Collected data:

******************************

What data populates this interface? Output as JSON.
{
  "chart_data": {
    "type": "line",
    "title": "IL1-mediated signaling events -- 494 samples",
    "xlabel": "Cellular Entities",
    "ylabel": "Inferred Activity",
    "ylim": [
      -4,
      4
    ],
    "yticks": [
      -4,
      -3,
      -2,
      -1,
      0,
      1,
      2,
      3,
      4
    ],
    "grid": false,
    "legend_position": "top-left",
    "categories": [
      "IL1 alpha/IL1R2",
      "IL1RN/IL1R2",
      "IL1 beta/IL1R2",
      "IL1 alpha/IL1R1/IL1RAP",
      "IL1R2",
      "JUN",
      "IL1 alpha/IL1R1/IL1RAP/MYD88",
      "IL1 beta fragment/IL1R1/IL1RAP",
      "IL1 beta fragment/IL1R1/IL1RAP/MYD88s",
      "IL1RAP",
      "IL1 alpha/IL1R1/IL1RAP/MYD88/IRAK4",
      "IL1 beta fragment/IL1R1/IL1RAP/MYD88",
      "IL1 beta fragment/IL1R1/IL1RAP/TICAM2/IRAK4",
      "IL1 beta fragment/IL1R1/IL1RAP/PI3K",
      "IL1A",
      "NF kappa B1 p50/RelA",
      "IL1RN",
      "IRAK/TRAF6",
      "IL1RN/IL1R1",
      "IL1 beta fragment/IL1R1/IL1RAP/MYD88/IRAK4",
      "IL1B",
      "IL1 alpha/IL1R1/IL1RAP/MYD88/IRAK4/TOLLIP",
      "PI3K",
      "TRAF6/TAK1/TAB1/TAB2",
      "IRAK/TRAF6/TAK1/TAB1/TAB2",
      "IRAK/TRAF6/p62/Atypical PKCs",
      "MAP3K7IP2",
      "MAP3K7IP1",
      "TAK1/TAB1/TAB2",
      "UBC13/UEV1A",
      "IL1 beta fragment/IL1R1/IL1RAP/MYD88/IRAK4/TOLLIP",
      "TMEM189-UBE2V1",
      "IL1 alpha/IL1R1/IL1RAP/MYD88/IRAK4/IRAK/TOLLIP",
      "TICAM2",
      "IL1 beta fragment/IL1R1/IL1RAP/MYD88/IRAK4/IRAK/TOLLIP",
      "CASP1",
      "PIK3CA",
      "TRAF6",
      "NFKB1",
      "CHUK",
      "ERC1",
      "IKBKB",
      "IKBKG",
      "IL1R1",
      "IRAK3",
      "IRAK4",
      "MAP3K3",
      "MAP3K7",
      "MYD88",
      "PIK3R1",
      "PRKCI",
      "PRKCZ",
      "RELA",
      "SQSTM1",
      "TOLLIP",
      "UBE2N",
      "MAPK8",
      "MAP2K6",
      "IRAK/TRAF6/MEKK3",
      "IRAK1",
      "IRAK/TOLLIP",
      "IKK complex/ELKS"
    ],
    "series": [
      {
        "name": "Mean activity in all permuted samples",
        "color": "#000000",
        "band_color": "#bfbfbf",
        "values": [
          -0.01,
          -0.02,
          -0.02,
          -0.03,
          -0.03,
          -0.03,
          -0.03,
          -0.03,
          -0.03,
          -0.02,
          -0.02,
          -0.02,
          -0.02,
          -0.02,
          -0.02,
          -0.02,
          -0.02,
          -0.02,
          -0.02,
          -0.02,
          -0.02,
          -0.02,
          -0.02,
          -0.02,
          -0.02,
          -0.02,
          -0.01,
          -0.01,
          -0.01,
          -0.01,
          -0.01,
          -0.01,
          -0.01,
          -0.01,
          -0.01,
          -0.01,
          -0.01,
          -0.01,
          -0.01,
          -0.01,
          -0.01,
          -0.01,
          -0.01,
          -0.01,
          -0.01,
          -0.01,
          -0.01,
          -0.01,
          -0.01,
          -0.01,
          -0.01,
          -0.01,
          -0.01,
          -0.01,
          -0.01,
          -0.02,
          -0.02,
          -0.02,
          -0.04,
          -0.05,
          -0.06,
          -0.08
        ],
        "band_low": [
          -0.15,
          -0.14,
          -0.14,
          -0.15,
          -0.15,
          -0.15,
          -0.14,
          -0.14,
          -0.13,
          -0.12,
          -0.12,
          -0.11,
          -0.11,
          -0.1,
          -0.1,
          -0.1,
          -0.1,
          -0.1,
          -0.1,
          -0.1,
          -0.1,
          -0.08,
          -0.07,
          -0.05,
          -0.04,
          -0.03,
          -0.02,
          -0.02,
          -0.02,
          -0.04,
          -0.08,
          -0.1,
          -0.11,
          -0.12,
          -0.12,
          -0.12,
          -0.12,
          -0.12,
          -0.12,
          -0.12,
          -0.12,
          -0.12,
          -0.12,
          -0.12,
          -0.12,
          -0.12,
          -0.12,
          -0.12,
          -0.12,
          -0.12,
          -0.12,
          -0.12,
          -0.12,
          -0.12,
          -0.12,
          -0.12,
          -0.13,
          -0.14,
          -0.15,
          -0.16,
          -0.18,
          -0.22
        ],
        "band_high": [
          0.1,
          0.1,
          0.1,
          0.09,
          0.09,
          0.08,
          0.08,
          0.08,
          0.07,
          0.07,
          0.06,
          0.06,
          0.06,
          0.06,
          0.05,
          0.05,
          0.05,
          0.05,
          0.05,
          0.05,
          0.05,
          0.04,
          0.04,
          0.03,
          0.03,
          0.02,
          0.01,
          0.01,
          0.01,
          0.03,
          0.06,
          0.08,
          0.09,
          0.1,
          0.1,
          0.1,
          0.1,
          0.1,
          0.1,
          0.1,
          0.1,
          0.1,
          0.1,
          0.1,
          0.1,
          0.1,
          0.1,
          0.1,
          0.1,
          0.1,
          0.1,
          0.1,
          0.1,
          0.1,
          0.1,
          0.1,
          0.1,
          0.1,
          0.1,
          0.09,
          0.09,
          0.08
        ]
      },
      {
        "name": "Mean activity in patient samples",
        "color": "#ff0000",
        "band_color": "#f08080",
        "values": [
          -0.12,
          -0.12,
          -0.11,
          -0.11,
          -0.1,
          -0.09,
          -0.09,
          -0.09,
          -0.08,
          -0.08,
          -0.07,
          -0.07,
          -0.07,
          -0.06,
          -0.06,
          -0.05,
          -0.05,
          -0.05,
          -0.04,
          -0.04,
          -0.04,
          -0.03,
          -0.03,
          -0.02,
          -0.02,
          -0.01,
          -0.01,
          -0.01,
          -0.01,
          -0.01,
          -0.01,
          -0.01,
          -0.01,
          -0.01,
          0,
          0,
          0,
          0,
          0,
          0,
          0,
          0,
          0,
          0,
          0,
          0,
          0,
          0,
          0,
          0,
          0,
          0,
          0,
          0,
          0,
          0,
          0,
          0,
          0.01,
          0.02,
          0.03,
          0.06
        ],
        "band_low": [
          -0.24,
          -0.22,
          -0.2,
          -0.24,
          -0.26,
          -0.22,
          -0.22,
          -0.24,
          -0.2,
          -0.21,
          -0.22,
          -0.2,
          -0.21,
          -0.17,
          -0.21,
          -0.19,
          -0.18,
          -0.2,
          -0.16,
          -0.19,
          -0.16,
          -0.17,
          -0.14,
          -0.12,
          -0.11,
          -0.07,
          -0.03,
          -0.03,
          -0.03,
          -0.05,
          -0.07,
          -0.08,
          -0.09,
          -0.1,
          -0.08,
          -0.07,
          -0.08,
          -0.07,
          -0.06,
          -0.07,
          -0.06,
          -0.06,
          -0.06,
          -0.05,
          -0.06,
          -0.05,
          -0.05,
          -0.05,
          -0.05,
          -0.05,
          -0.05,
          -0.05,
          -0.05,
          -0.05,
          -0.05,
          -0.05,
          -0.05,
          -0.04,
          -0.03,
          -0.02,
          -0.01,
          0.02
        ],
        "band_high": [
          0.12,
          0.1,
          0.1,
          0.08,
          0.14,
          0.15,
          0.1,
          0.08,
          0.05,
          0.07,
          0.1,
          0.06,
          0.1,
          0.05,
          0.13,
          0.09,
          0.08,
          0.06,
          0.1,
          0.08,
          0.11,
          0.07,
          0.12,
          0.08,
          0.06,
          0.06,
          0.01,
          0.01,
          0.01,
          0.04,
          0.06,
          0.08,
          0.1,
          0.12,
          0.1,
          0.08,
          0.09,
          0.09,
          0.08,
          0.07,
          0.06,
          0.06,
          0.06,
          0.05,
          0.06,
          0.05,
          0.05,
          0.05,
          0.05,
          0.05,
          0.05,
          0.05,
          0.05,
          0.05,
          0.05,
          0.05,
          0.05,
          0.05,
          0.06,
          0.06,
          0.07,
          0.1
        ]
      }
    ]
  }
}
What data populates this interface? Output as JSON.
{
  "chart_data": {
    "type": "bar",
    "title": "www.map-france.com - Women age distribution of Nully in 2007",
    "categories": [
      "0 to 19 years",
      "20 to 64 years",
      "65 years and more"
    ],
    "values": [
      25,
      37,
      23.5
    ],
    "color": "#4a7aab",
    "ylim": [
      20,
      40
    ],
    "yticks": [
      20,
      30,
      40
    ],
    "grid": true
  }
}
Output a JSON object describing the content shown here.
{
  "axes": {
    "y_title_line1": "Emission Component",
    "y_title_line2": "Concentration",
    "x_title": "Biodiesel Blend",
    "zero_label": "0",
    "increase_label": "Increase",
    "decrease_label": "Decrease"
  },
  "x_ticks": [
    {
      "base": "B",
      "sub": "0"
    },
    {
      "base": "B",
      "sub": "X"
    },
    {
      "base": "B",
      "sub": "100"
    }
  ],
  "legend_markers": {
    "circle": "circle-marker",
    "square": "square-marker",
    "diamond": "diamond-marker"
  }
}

******************************

Return each line where "years" shows up.

      "0 to 19 years",
      "20 to 64 years",
      "65 years and more"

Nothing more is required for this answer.